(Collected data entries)

..............................

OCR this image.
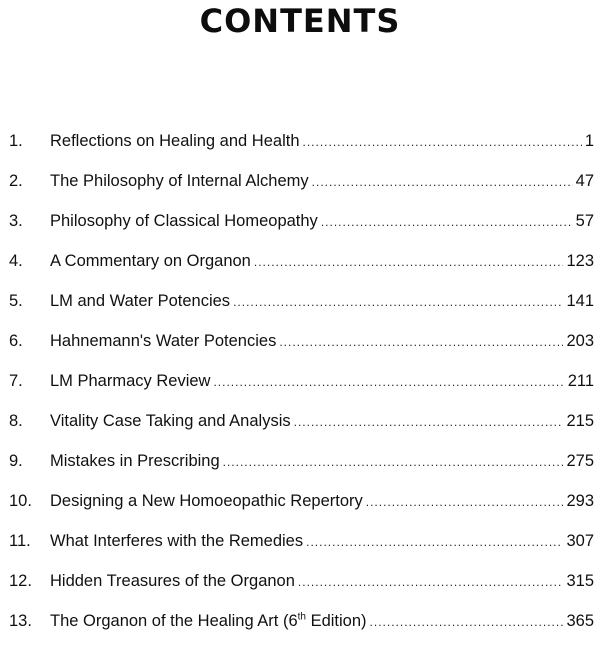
CONTENTS
1.	Reflections on Healing and Health .....	1
2.	The Philosophy of Internal Alchemy .....	47
3.	Philosophy of Classical Homeopathy .....	57
4.	A Commentary on Organon .....	123
5.	LM and Water Potencies .....	141
6.	Hahnemann's Water Potencies .....	203
7.	LM Pharmacy Review .....	211
8.	Vitality Case Taking and Analysis .....	215
9.	Mistakes in Prescribing .....	275
10.	Designing a New Homoeopathic Repertory .....	293
11.	What Interferes with the Remedies .....	307
12.	Hidden Treasures of the Organon .....	315
13.	The Organon of the Healing Art (6th Edition) .....	365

..............................

• Instructions for the task: Repeat all of the entries word for word, but omit the pictures.

• Exercise answer:
OCR this image.
CONTENTS
1.	Reflections on Healing and Health .....	1
2.	The Philosophy of Internal Alchemy .....	47
3.	Philosophy of Classical Homeopathy .....	57
4.	A Commentary on Organon .....	123
5.	LM and Water Potencies .....	141
6.	Hahnemann's Water Potencies .....	203
7.	LM Pharmacy Review .....	211
8.	Vitality Case Taking and Analysis .....	215
9.	Mistakes in Prescribing .....	275
10.	Designing a New Homoeopathic Repertory .....	293
11.	What Interferes with the Remedies .....	307
12.	Hidden Treasures of the Organon .....	315
13.	The Organon of the Healing Art (6th Edition) .....	365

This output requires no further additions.